→ **任务要求**
请把原文摘录里从“目前,研究发现离子通道病的众”到“和个性化治疗的必须前提条件。”这一段一字不差地抄下来。

→ **原文摘录**
□ □ □ □

目前,研究发现离子通道病的众多致病基因中,只要任意一种基因发生功能性突变,即可引起疾病表型,即:同一种离子通道病可以由多种遗传因素所导致。并且,不同基因的突变导致的同一种离子通道病,其严重程度和预后有着较大差异(如长QT综合征有13型,每一型对应一个致病基因)。除此之外,同一患者如果携带了一个以上的致病基因突变,其临床表现和预后与只携带单一致病突变的患者相比会有差异。因此,全面、快速、准确地筛查致病基因是离子通道病精确诊断和个性化治疗的必须前提条件。
临床上现有的离子通道病的常规诊断技术,主要是心电图检查。但是,心电图检查不能精确、特异地区别离子通道病的具体种类。对于阵发性和隐匿型心律失常患者,其病态心电表现不是时时都可捕捉到,因此心电图检查不能100%做到确切判断,也不能在早期尚未表现出临床症状的情况下对患者进行诊断。因此,目前仅结合临床症状、心电图检查不能把各种离子通道病精准地区分开来。对于特殊类型的离子通道病,如:Brugada综合征,患者常在床上夜间猝死,猝死前可以没有任何症状和临床表现,对临床的诊断提出了巨大的挑战。因此具有预告性的基因诊断是解决这一难题的唯一解决办法。然而,传统的基于Sanger测序的基因检测方法存在通量低的弊端,一次反应只能检测一个扩增区域,无法满足庞大的基因检测区域和多样本检测时效性的要求。

□ □ □ □

→ **所给条目**
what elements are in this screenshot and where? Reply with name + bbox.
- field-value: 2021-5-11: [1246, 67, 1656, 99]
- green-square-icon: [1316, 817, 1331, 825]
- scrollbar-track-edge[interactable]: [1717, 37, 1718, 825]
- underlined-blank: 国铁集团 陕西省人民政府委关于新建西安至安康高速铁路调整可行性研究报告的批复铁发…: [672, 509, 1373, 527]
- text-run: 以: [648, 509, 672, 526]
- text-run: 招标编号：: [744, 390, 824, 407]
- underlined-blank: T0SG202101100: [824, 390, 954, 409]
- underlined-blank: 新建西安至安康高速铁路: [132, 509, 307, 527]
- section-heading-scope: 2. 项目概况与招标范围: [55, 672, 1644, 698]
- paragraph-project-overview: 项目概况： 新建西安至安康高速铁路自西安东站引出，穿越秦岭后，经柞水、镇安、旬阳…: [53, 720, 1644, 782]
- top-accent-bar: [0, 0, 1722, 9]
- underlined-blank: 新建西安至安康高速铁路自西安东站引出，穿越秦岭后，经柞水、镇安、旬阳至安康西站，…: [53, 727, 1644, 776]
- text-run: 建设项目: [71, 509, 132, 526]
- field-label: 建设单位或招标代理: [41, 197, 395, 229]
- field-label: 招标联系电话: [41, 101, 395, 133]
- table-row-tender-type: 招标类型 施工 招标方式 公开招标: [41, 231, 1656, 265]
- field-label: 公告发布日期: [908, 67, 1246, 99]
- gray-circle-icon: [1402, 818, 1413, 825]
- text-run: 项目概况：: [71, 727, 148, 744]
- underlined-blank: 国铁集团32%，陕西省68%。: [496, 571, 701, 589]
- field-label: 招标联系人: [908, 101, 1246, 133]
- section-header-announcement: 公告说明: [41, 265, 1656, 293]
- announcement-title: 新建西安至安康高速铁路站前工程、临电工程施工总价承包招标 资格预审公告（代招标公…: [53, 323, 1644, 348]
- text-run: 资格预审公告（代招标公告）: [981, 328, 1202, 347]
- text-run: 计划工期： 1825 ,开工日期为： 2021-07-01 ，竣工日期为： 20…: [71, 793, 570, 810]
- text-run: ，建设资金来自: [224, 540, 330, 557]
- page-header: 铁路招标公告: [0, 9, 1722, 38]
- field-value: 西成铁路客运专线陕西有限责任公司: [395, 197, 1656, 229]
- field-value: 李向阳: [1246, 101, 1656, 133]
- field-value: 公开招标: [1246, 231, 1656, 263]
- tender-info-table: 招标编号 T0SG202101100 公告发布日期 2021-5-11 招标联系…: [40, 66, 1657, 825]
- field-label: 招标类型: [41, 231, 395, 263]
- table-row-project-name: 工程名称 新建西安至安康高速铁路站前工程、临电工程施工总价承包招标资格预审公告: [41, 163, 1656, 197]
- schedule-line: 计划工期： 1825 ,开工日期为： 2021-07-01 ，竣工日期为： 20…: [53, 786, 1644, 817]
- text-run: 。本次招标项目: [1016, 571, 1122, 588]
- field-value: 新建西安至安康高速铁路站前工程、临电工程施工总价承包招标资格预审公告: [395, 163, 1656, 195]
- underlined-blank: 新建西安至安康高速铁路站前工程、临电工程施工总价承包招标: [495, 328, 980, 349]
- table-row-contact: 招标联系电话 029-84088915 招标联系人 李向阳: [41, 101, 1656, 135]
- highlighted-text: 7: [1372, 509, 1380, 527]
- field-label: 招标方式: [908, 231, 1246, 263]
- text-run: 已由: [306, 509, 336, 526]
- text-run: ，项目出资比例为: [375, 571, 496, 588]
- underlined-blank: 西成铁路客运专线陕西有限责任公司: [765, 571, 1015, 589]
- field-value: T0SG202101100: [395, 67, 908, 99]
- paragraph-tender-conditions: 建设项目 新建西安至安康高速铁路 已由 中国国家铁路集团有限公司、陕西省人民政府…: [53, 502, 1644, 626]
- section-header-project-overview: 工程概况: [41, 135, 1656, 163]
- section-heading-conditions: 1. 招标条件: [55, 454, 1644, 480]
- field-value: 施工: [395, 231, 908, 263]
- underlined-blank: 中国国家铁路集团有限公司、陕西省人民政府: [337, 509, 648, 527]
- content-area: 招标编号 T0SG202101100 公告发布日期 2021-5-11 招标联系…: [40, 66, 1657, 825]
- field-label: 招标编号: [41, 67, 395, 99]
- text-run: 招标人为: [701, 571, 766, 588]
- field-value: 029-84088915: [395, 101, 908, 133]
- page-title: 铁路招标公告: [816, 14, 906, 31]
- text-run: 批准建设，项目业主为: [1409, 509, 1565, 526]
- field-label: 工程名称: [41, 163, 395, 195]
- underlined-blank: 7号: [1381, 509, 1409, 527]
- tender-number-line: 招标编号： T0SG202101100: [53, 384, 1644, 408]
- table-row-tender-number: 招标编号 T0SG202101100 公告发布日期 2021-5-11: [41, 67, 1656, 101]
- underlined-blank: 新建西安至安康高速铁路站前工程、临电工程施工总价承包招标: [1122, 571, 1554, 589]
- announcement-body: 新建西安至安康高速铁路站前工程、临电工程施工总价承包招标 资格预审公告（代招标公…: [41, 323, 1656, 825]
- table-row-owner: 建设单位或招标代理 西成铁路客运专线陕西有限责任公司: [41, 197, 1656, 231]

□ □ □ □

→ **练习解答**
目前,研究发现离子通道病的众多致病基因中,只要任意一种基因发生功能性突变,即可引起疾病表型,即:同一种离子通道病可以由多种遗传因素所导致。并且,不同基因的突变导致的同一种离子通道病,其严重程度和预后有着较大差异(如长QT综合征有13型,每一型对应一个致病基因)。除此之外,同一患者如果携带了一个以上的致病基因突变,其临床表现和预后与只携带单一致病突变的患者相比会有差异。因此,全面、快速、准确地筛查致病基因是离子通道病精确诊断和个性化治疗的必须前提条件。